TASK STATEMENT: Filter these entries so that only lines with the word "Orders" remain.

>>>

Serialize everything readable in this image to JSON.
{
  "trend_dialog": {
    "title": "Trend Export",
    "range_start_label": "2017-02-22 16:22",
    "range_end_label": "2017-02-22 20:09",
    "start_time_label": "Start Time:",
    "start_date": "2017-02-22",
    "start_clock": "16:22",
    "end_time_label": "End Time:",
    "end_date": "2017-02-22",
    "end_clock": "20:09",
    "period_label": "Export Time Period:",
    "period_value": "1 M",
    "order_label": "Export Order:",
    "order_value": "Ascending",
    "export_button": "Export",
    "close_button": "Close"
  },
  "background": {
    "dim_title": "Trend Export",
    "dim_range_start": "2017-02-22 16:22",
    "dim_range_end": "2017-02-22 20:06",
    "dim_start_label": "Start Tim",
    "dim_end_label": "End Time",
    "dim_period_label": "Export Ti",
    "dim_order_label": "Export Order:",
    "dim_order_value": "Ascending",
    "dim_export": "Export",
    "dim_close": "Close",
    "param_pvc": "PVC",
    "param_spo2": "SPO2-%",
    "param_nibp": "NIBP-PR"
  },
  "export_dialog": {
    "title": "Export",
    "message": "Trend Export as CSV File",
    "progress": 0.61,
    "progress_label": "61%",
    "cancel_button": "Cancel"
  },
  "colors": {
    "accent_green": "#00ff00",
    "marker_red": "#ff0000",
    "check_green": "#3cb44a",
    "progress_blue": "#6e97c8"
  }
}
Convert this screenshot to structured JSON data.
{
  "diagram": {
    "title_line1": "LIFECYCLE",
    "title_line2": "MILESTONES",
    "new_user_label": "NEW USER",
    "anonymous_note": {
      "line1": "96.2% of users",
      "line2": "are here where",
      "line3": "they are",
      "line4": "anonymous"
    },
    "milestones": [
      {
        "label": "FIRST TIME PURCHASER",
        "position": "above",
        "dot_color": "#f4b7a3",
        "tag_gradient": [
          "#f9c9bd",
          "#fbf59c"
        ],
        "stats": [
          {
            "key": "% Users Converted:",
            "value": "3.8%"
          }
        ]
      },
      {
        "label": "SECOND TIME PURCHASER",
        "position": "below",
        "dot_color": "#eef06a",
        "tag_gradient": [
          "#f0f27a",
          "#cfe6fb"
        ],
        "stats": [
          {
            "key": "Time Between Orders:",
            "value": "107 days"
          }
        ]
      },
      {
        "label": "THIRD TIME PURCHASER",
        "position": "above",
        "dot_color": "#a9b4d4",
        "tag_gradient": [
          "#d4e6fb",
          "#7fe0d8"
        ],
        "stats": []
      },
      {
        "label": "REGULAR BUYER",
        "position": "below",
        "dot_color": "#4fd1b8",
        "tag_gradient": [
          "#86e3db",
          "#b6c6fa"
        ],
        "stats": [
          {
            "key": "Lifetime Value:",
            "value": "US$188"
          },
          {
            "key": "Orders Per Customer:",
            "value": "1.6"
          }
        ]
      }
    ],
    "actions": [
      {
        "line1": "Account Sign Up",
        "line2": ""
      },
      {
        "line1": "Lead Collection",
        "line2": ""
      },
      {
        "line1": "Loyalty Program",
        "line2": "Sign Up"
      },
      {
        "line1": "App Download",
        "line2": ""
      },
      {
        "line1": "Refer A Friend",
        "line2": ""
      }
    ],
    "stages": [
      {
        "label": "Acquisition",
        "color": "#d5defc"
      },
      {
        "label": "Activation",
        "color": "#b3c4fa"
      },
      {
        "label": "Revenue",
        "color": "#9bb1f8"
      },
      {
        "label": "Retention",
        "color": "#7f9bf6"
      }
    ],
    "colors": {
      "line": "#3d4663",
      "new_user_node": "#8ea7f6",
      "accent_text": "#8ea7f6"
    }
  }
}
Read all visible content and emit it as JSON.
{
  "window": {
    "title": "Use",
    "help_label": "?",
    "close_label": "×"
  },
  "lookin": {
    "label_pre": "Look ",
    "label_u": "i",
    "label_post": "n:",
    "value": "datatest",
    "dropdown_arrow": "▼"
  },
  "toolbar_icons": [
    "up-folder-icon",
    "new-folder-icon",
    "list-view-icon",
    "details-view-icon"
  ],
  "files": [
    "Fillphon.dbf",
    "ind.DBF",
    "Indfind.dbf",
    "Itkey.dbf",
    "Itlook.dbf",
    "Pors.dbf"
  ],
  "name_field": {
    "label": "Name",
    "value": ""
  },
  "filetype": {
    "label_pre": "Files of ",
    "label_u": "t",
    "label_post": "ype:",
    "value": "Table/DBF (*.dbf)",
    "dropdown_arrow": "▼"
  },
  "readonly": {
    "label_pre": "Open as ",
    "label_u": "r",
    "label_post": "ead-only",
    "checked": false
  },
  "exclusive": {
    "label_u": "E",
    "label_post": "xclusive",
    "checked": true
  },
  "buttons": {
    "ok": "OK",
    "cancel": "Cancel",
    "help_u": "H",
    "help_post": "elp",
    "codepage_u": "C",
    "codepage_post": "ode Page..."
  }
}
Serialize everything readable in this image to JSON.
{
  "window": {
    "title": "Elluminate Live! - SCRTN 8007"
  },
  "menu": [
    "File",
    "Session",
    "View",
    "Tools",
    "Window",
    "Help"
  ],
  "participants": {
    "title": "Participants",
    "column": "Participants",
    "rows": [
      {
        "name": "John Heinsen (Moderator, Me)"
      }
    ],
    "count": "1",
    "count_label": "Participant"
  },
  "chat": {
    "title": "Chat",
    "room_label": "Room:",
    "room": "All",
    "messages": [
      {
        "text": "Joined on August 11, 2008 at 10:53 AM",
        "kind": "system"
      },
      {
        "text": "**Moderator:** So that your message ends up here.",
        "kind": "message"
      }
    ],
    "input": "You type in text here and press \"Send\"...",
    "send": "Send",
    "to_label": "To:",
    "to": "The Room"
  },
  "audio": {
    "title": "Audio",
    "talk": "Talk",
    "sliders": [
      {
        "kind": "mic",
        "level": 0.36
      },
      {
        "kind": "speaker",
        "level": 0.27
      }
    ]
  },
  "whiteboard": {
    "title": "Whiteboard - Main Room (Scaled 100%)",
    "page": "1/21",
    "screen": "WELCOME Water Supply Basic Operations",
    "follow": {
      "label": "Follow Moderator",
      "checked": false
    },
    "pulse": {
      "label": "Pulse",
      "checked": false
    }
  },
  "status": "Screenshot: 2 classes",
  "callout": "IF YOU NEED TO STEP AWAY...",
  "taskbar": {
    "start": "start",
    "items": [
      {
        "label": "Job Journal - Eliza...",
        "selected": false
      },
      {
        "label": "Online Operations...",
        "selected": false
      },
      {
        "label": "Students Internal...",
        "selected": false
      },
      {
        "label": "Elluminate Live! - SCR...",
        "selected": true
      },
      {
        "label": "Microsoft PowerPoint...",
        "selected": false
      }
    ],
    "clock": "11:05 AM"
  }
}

<<<

THE SOLUTION:
            "key": "Time Between Orders:",
            "key": "Orders Per Customer:",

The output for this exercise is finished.